» **TASK TO COMPLETE**: Copy every line of the listing exactly.

━━━━━━━━━━

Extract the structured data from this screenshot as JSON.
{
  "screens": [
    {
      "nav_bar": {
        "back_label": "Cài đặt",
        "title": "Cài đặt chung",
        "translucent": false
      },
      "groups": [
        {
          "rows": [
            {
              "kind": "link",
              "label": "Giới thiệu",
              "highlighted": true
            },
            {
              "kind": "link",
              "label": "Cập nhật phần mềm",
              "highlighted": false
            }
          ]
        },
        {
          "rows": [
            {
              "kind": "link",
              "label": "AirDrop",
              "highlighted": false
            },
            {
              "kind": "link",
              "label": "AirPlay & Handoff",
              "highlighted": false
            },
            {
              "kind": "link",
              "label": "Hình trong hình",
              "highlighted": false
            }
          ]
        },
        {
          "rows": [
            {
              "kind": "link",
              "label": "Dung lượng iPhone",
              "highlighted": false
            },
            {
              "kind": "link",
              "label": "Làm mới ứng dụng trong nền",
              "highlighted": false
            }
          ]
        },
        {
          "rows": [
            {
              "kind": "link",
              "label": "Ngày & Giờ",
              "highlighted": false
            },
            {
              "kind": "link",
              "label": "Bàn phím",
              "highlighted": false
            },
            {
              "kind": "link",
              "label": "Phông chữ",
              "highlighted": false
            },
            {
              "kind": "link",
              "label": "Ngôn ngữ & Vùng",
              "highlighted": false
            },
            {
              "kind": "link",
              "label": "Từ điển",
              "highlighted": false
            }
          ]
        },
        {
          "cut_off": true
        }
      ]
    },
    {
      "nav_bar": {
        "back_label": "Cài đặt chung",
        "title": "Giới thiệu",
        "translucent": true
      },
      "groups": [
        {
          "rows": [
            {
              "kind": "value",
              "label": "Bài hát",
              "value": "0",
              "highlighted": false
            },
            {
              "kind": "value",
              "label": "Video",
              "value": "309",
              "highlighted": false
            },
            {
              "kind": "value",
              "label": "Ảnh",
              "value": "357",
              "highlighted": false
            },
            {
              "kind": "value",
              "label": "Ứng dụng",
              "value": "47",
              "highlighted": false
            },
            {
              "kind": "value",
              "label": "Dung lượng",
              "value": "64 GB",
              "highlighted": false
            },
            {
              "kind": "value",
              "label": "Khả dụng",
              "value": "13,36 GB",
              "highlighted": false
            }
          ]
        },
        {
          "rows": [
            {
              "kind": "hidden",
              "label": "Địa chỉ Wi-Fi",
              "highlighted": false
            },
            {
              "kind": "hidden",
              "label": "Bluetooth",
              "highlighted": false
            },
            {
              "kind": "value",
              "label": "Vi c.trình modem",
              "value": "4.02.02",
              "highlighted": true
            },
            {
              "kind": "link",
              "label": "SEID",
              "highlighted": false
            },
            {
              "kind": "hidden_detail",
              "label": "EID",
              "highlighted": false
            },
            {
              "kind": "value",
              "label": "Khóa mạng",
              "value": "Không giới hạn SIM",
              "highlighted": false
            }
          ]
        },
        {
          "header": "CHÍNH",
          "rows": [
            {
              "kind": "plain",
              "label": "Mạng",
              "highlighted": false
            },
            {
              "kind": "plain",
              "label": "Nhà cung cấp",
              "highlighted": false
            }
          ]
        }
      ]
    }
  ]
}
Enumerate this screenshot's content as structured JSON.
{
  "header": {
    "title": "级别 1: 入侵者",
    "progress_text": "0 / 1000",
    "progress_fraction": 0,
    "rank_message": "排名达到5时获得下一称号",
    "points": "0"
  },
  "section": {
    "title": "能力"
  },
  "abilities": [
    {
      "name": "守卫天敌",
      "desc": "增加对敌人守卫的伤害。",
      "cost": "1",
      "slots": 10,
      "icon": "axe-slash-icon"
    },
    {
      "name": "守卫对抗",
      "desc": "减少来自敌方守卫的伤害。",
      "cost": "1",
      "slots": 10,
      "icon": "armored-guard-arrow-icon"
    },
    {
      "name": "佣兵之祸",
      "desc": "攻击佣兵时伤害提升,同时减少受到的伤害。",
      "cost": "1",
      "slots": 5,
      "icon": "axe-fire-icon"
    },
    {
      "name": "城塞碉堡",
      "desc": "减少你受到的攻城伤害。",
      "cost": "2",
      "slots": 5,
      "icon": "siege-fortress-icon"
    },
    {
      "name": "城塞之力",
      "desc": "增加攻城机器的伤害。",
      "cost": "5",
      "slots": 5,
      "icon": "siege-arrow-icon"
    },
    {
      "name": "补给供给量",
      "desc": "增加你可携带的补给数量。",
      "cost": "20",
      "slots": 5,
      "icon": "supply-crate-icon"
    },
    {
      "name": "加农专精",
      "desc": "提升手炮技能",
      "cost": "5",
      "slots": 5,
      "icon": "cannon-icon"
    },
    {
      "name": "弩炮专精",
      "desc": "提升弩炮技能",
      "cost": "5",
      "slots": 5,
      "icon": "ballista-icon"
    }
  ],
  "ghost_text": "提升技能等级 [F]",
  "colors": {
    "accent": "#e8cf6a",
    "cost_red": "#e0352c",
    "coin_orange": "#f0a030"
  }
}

━━━━━━━━━━

» **EXERCISE SOLUTION**:
Extract the structured data from this screenshot as JSON.
{
  "screens": [
    {
      "nav_bar": {
        "back_label": "Cài đặt",
        "title": "Cài đặt chung",
        "translucent": false
      },
      "groups": [
        {
          "rows": [
            {
              "kind": "link",
              "label": "Giới thiệu",
              "highlighted": true
            },
            {
              "kind": "link",
              "label": "Cập nhật phần mềm",
              "highlighted": false
            }
          ]
        },
        {
          "rows": [
            {
              "kind": "link",
              "label": "AirDrop",
              "highlighted": false
            },
            {
              "kind": "link",
              "label": "AirPlay & Handoff",
              "highlighted": false
            },
            {
              "kind": "link",
              "label": "Hình trong hình",
              "highlighted": false
            }
          ]
        },
        {
          "rows": [
            {
              "kind": "link",
              "label": "Dung lượng iPhone",
              "highlighted": false
            },
            {
              "kind": "link",
              "label": "Làm mới ứng dụng trong nền",
              "highlighted": false
            }
          ]
        },
        {
          "rows": [
            {
              "kind": "link",
              "label": "Ngày & Giờ",
              "highlighted": false
            },
            {
              "kind": "link",
              "label": "Bàn phím",
              "highlighted": false
            },
            {
              "kind": "link",
              "label": "Phông chữ",
              "highlighted": false
            },
            {
              "kind": "link",
              "label": "Ngôn ngữ & Vùng",
              "highlighted": false
            },
            {
              "kind": "link",
              "label": "Từ điển",
              "highlighted": false
            }
          ]
        },
        {
          "cut_off": true
        }
      ]
    },
    {
      "nav_bar": {
        "back_label": "Cài đặt chung",
        "title": "Giới thiệu",
        "translucent": true
      },
      "groups": [
        {
          "rows": [
            {
              "kind": "value",
              "label": "Bài hát",
              "value": "0",
              "highlighted": false
            },
            {
              "kind": "value",
              "label": "Video",
              "value": "309",
              "highlighted": false
            },
            {
              "kind": "value",
              "label": "Ảnh",
              "value": "357",
              "highlighted": false
            },
            {
              "kind": "value",
              "label": "Ứng dụng",
              "value": "47",
              "highlighted": false
            },
            {
              "kind": "value",
              "label": "Dung lượng",
              "value": "64 GB",
              "highlighted": false
            },
            {
              "kind": "value",
              "label": "Khả dụng",
              "value": "13,36 GB",
              "highlighted": false
            }
          ]
        },
        {
          "rows": [
            {
              "kind": "hidden",
              "label": "Địa chỉ Wi-Fi",
              "highlighted": false
            },
            {
              "kind": "hidden",
              "label": "Bluetooth",
              "highlighted": false
            },
            {
              "kind": "value",
              "label": "Vi c.trình modem",
              "value": "4.02.02",
              "highlighted": true
            },
            {
              "kind": "link",
              "label": "SEID",
              "highlighted": false
            },
            {
              "kind": "hidden_detail",
              "label": "EID",
              "highlighted": false
            },
            {
              "kind": "value",
              "label": "Khóa mạng",
              "value": "Không giới hạn SIM",
              "highlighted": false
            }
          ]
        },
        {
          "header": "CHÍNH",
          "rows": [
            {
              "kind": "plain",
              "label": "Mạng",
              "highlighted": false
            },
            {
              "kind": "plain",
              "label": "Nhà cung cấp",
              "highlighted": false
            }
          ]
        }
      ]
    }
  ]
}
Enumerate this screenshot's content as structured JSON.
{
  "header": {
    "title": "级别 1: 入侵者",
    "progress_text": "0 / 1000",
    "progress_fraction": 0,
    "rank_message": "排名达到5时获得下一称号",
    "points": "0"
  },
  "section": {
    "title": "能力"
  },
  "abilities": [
    {
      "name": "守卫天敌",
      "desc": "增加对敌人守卫的伤害。",
      "cost": "1",
      "slots": 10,
      "icon": "axe-slash-icon"
    },
    {
      "name": "守卫对抗",
      "desc": "减少来自敌方守卫的伤害。",
      "cost": "1",
      "slots": 10,
      "icon": "armored-guard-arrow-icon"
    },
    {
      "name": "佣兵之祸",
      "desc": "攻击佣兵时伤害提升,同时减少受到的伤害。",
      "cost": "1",
      "slots": 5,
      "icon": "axe-fire-icon"
    },
    {
      "name": "城塞碉堡",
      "desc": "减少你受到的攻城伤害。",
      "cost": "2",
      "slots": 5,
      "icon": "siege-fortress-icon"
    },
    {
      "name": "城塞之力",
      "desc": "增加攻城机器的伤害。",
      "cost": "5",
      "slots": 5,
      "icon": "siege-arrow-icon"
    },
    {
      "name": "补给供给量",
      "desc": "增加你可携带的补给数量。",
      "cost": "20",
      "slots": 5,
      "icon": "supply-crate-icon"
    },
    {
      "name": "加农专精",
      "desc": "提升手炮技能",
      "cost": "5",
      "slots": 5,
      "icon": "cannon-icon"
    },
    {
      "name": "弩炮专精",
      "desc": "提升弩炮技能",
      "cost": "5",
      "slots": 5,
      "icon": "ballista-icon"
    }
  ],
  "ghost_text": "提升技能等级 [F]",
  "colors": {
    "accent": "#e8cf6a",
    "cost_red": "#e0352c",
    "coin_orange": "#f0a030"
  }
}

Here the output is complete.